>> begin DATASET EXCERPTS

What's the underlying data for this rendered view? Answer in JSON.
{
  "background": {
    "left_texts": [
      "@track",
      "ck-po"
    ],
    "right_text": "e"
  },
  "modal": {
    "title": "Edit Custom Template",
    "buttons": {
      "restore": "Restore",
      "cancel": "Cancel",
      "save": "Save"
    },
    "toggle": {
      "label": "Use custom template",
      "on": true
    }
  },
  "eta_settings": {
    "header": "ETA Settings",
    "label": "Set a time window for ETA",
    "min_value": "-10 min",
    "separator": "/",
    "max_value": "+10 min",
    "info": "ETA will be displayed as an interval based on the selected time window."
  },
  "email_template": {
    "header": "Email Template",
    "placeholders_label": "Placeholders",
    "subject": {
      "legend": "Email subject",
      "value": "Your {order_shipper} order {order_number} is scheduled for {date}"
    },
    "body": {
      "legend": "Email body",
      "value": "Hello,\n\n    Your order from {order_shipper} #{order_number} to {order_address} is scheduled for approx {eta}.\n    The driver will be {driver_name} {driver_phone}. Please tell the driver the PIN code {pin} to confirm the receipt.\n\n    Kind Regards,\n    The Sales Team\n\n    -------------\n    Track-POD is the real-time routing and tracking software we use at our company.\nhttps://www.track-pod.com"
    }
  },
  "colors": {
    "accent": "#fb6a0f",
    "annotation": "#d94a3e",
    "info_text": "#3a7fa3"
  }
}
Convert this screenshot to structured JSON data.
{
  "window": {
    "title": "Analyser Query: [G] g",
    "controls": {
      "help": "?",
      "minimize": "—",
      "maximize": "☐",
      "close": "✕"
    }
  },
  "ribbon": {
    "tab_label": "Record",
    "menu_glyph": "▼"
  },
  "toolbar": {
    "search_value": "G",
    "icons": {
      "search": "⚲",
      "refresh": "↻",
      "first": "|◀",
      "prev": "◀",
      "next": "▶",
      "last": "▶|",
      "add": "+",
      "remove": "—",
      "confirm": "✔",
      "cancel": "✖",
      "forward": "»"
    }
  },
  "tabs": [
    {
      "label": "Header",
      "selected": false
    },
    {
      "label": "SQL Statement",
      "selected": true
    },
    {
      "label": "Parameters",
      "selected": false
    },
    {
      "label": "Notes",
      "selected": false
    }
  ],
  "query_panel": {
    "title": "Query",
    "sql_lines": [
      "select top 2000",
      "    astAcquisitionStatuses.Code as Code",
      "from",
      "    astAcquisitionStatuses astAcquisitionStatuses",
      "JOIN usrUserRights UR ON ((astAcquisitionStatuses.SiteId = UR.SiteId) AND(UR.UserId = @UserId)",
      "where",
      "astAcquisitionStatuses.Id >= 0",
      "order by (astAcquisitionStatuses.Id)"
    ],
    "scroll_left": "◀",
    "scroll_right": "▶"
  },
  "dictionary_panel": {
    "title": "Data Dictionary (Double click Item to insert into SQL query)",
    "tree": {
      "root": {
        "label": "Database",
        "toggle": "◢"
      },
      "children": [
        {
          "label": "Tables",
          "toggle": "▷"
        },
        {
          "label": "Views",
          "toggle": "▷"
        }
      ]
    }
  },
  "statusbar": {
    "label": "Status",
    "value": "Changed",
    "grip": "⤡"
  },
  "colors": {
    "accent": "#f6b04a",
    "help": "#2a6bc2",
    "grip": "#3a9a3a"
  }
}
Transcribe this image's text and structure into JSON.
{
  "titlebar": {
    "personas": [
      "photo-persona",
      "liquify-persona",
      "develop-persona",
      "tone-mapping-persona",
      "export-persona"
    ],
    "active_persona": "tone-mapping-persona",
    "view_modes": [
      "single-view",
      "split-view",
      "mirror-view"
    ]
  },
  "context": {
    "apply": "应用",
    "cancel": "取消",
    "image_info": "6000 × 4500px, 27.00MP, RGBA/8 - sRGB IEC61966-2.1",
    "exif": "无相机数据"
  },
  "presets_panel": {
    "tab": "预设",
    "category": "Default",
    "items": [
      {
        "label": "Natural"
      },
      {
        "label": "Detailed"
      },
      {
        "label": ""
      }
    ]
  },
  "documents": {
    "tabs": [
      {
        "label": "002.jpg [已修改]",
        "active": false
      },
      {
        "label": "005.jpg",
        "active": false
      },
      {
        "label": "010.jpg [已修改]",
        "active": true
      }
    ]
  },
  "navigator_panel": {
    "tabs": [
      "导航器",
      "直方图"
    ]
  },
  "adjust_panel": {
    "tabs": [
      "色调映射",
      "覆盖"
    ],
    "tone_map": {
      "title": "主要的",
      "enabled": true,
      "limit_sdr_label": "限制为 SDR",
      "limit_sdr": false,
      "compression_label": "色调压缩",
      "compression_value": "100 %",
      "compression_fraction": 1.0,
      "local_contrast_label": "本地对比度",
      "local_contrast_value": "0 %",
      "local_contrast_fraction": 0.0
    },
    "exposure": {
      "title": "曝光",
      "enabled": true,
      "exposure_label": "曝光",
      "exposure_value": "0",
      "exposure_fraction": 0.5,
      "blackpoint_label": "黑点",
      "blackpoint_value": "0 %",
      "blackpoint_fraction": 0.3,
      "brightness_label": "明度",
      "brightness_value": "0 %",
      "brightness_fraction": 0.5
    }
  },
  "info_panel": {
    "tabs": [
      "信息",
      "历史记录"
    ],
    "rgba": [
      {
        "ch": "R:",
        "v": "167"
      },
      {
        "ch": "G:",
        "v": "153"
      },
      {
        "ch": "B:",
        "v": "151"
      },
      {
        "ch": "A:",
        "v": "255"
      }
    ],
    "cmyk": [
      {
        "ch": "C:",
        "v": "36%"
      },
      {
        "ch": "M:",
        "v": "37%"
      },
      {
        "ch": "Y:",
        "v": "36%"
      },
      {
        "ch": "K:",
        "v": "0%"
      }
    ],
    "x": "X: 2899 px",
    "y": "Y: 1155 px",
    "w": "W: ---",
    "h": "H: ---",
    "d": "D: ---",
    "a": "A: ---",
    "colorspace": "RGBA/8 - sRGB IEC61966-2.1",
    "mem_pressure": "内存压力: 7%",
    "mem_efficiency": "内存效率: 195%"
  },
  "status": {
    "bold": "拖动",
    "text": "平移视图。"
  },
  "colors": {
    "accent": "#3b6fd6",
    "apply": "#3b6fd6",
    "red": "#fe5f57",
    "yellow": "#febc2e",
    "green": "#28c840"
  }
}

>> end DATASET EXCERPTS

GIVEN INSTRUCTION: Filter the records for lines holding the string "legend". Copy each one.

RESULT FOR THIS EXERCISE:
      "legend": "Email subject",
      "legend": "Email body",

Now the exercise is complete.